** Begin **

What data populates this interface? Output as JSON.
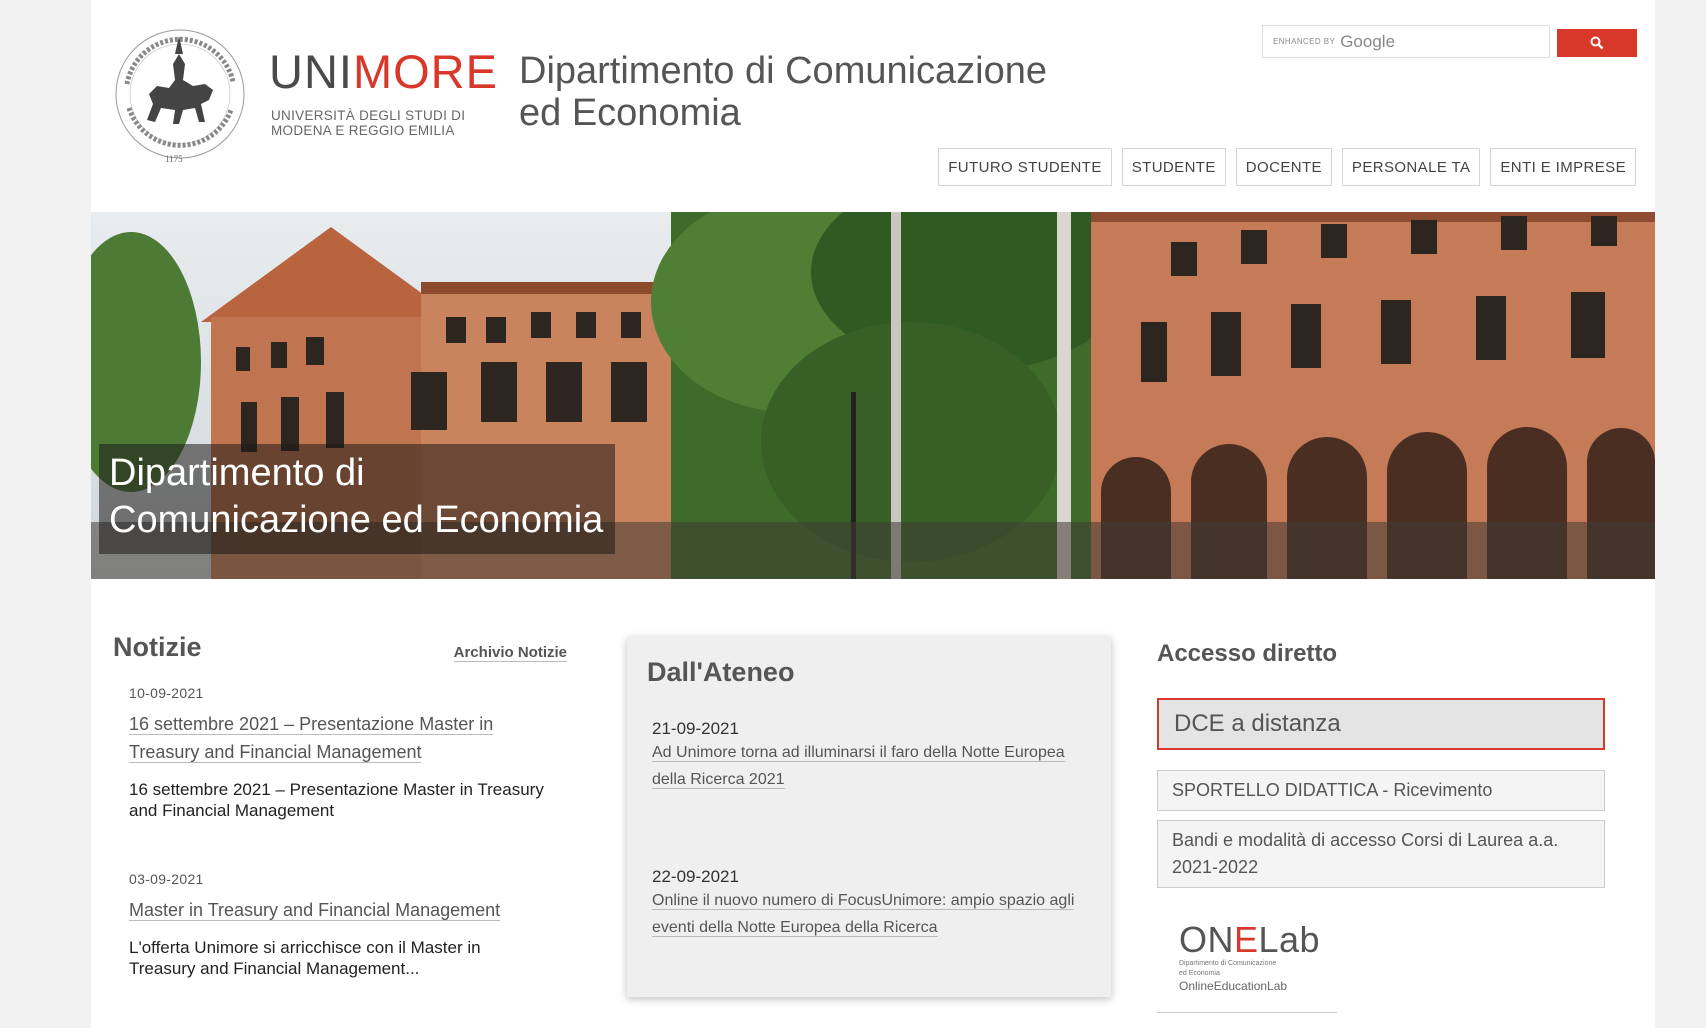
{
  "brand": {
    "word_part1": "UNI",
    "word_part2": "MORE",
    "sub_line1": "UNIVERSITÀ DEGLI STUDI DI",
    "sub_line2": "MODENA E REGGIO EMILIA",
    "seal_year": "1175"
  },
  "dept_title_line1": "Dipartimento di Comunicazione",
  "dept_title_line2": "ed Economia",
  "search": {
    "enhanced_by": "enhanced by",
    "brand": "Google",
    "button_icon": "search-icon"
  },
  "nav": [
    "FUTURO STUDENTE",
    "STUDENTE",
    "DOCENTE",
    "PERSONALE TA",
    "ENTI E IMPRESE"
  ],
  "hero": {
    "caption_line1": "Dipartimento di",
    "caption_line2": "Comunicazione ed Economia"
  },
  "news": {
    "heading": "Notizie",
    "archive_link": "Archivio Notizie",
    "items": [
      {
        "date": "10-09-2021",
        "title": "16 settembre 2021 – Presentazione Master in Treasury and Financial Management",
        "abstract": "16 settembre 2021 – Presentazione Master in Treasury and Financial Management"
      },
      {
        "date": "03-09-2021",
        "title": "Master in Treasury and Financial Management",
        "abstract": "L'offerta Unimore si arricchisce con il Master in Treasury and Financial Management..."
      }
    ]
  },
  "ateneo": {
    "heading": "Dall'Ateneo",
    "items": [
      {
        "date": "21-09-2021",
        "title": "Ad Unimore torna ad illuminarsi il faro della Notte Europea della Ricerca 2021"
      },
      {
        "date": "22-09-2021",
        "title": "Online il nuovo numero di FocusUnimore: ampio spazio agli eventi della Notte Europea della Ricerca"
      }
    ]
  },
  "access": {
    "heading": "Accesso diretto",
    "primary": "DCE a distanza",
    "links": [
      "SPORTELLO DIDATTICA - Ricevimento",
      "Bandi e modalità di accesso Corsi di Laurea a.a. 2021-2022"
    ],
    "onelab": {
      "mark_part1": "ON",
      "mark_part2": "E",
      "mark_part3": "Lab",
      "tiny_line1": "Dipartimento di Comunicazione",
      "tiny_line2": "ed Economia",
      "sub": "OnlineEducationLab"
    }
  },
  "colors": {
    "accent": "#d8382a",
    "text": "#555555",
    "page_bg": "#f2f2f2"
  }
}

** End **

Set exercise
Identify every line where the string "Europea" appears.

Response to the task
        "title": "Ad Unimore torna ad illuminarsi il faro della Notte Europea della Ricerca 2021"
        "title": "Online il nuovo numero di FocusUnimore: ampio spazio agli eventi della Notte Europea della Ricerca"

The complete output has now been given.